• What needs to be done: From the listing below, pull each line that includes "text".

• Task inputs:
* * * *

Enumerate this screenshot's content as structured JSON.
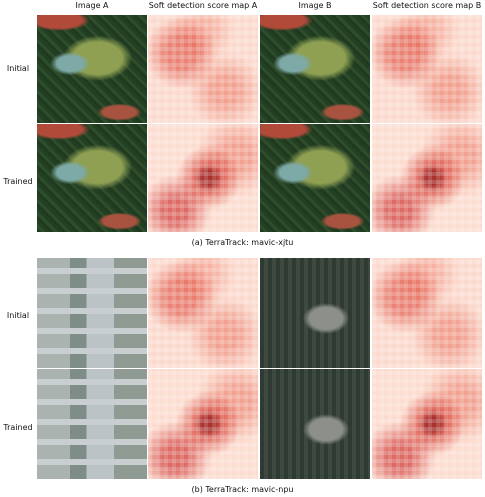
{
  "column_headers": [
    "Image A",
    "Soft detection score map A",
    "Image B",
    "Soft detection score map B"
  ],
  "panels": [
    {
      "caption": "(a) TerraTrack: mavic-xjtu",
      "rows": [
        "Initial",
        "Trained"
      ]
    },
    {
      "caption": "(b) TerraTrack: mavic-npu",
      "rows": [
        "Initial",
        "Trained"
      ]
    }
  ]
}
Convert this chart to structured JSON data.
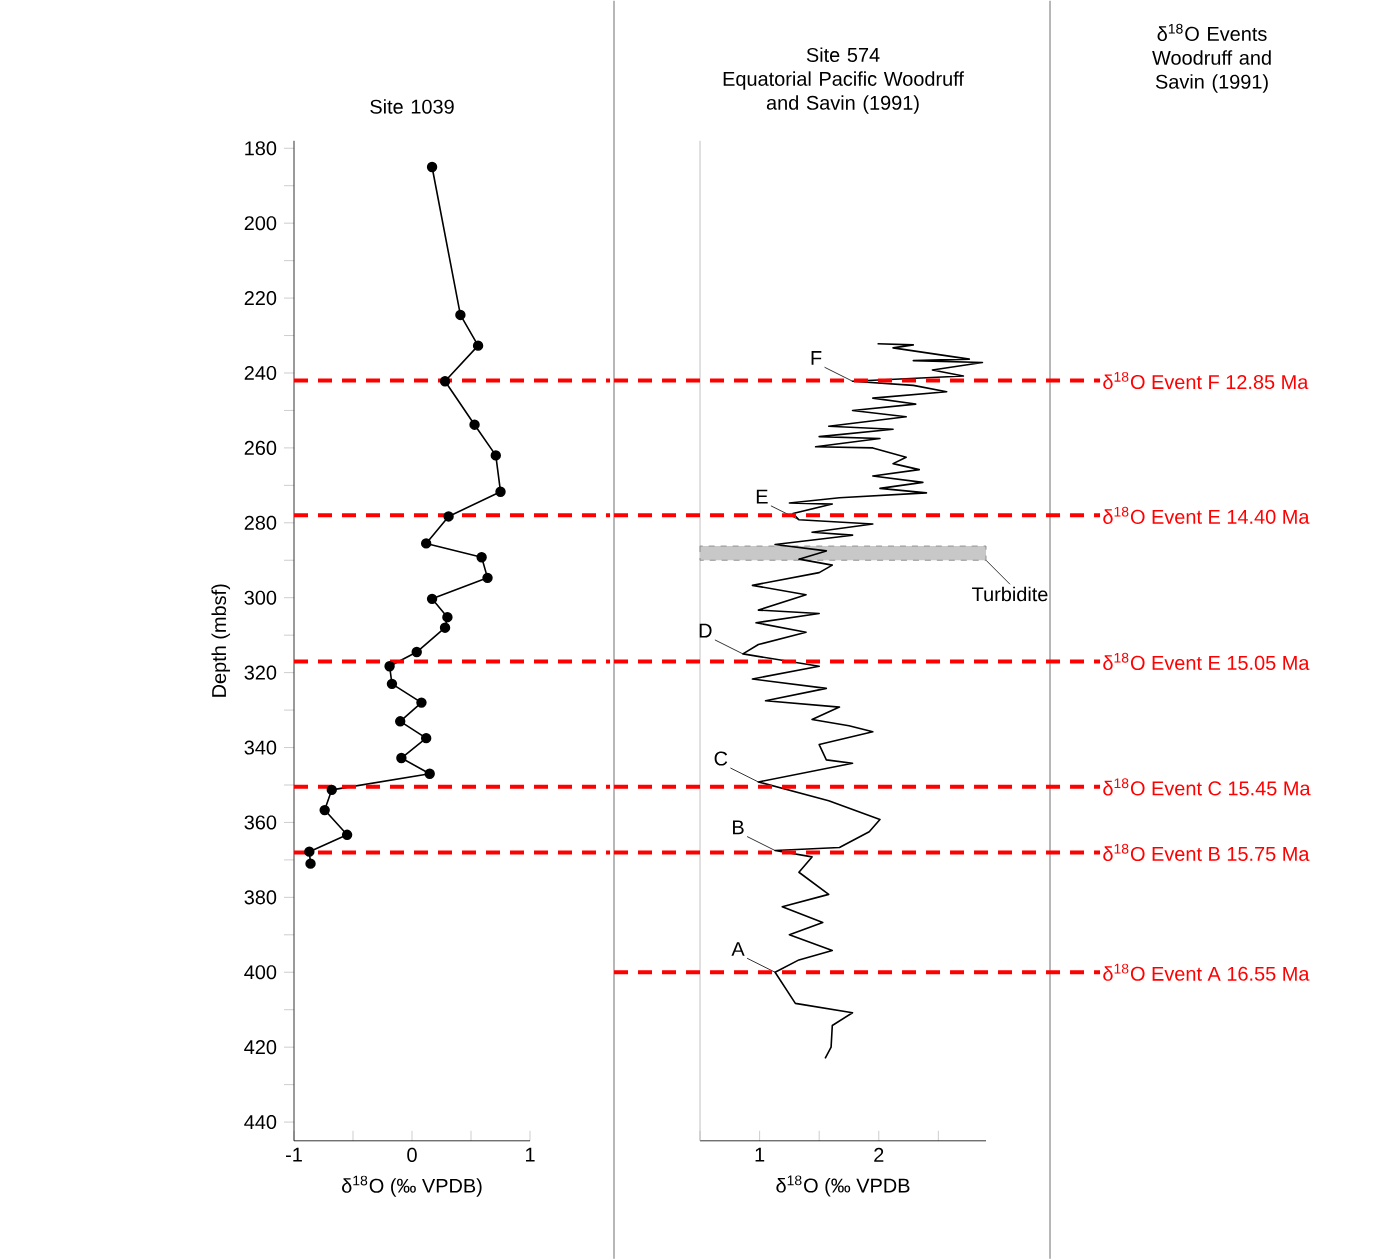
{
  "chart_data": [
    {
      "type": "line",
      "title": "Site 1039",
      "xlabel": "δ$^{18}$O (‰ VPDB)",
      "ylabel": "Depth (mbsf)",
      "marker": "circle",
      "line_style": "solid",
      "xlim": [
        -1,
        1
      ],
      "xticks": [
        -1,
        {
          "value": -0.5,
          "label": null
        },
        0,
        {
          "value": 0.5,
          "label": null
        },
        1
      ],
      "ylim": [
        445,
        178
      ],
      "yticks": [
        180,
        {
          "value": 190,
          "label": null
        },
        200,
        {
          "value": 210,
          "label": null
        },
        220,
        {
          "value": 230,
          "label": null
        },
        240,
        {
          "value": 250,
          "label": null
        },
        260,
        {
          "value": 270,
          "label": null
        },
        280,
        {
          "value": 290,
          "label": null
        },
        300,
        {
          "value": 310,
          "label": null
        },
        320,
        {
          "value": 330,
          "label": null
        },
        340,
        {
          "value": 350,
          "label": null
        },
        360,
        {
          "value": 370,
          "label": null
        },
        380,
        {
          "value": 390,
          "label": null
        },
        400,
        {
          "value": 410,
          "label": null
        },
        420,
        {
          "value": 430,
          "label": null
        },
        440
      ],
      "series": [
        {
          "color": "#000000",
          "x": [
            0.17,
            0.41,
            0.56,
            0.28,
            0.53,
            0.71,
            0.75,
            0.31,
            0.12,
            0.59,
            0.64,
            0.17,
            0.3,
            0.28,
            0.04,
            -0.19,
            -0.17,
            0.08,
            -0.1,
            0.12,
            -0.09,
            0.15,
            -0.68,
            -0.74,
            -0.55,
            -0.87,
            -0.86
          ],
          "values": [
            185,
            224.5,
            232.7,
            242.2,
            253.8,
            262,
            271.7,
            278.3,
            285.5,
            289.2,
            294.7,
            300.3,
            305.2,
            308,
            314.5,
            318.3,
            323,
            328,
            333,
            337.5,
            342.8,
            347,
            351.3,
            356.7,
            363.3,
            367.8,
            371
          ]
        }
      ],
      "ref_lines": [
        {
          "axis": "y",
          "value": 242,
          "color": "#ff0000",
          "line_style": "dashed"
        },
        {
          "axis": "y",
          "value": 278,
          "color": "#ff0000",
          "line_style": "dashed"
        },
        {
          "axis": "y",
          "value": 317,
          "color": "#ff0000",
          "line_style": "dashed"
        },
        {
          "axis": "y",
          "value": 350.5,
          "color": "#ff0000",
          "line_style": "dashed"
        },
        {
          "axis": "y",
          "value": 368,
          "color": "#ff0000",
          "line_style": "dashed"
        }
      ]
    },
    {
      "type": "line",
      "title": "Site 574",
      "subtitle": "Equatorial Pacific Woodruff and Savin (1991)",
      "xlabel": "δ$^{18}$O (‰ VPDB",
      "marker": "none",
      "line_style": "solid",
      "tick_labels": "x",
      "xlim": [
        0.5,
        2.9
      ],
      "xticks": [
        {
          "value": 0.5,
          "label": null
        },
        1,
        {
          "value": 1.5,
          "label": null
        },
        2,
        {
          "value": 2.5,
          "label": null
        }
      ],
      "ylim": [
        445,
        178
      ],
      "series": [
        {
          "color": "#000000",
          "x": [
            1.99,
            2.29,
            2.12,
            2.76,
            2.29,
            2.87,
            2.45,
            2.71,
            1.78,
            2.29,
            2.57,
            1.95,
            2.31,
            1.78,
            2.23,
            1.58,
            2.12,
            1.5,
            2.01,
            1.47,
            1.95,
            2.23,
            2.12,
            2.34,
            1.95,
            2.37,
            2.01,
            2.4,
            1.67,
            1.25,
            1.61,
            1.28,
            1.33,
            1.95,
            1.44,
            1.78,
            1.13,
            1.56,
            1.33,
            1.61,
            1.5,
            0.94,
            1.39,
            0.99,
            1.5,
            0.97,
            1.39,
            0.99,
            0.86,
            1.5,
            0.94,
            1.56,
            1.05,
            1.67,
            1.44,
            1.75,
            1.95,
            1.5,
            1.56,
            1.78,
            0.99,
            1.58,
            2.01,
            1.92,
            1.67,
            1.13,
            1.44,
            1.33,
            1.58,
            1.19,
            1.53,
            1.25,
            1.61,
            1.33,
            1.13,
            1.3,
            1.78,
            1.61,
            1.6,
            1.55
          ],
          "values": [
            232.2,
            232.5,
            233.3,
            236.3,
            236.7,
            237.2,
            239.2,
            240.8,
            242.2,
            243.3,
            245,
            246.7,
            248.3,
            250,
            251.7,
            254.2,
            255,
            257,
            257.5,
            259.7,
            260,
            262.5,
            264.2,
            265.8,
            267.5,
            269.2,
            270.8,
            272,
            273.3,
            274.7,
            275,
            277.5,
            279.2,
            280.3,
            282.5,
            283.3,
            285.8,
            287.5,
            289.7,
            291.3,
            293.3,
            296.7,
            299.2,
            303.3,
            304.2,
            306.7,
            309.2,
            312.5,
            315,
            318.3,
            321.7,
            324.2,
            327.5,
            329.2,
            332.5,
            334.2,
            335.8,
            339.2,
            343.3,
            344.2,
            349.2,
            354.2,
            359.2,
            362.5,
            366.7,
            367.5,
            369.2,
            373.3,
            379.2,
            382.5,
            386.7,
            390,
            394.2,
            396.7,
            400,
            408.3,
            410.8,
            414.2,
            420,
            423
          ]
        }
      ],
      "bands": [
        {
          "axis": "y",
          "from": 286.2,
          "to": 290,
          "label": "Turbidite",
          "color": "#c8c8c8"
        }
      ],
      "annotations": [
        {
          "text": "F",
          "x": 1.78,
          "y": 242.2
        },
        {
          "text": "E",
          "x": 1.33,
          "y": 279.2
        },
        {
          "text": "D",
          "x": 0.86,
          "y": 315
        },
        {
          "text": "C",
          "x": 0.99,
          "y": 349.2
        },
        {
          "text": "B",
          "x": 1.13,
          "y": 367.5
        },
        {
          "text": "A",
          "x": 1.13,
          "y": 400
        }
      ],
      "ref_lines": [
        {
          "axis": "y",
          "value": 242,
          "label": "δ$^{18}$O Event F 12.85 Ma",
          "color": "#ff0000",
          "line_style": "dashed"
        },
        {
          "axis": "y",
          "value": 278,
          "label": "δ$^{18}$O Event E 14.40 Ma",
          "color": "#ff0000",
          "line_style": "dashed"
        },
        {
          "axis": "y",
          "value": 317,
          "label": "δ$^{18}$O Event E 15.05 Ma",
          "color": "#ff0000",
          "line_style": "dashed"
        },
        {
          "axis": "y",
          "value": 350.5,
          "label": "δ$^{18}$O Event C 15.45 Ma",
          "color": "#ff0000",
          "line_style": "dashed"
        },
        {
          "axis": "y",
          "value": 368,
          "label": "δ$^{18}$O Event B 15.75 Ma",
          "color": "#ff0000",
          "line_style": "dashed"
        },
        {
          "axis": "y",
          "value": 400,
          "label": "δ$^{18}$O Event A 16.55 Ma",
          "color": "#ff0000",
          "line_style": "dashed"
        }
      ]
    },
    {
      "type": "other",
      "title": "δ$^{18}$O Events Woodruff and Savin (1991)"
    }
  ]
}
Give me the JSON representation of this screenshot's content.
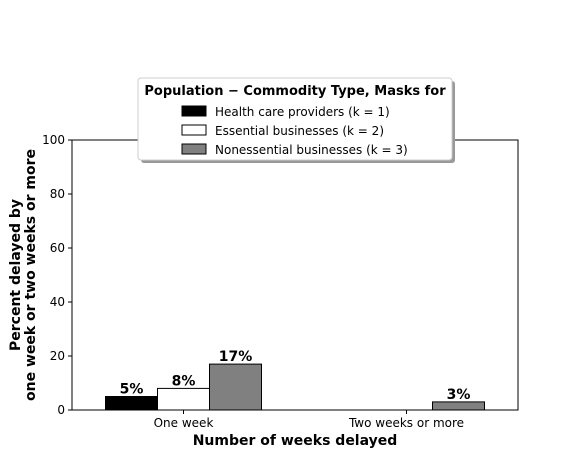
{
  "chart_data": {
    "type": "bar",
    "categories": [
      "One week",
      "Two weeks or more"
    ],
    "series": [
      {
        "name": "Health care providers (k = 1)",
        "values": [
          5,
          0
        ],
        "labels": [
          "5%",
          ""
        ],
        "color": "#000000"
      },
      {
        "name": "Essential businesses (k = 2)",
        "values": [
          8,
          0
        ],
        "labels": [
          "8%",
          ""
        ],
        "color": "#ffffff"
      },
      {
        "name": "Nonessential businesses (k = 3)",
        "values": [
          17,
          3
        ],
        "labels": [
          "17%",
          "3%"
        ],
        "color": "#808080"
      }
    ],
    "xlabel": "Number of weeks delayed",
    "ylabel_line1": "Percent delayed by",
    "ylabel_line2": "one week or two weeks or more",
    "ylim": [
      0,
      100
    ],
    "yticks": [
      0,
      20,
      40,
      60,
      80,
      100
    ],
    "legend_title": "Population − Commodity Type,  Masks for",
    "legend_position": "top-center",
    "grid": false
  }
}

* * * *

• Answer for the task:
          "text": "F",
          "text": "E",
          "text": "D",
          "text": "C",
          "text": "B",
          "text": "A",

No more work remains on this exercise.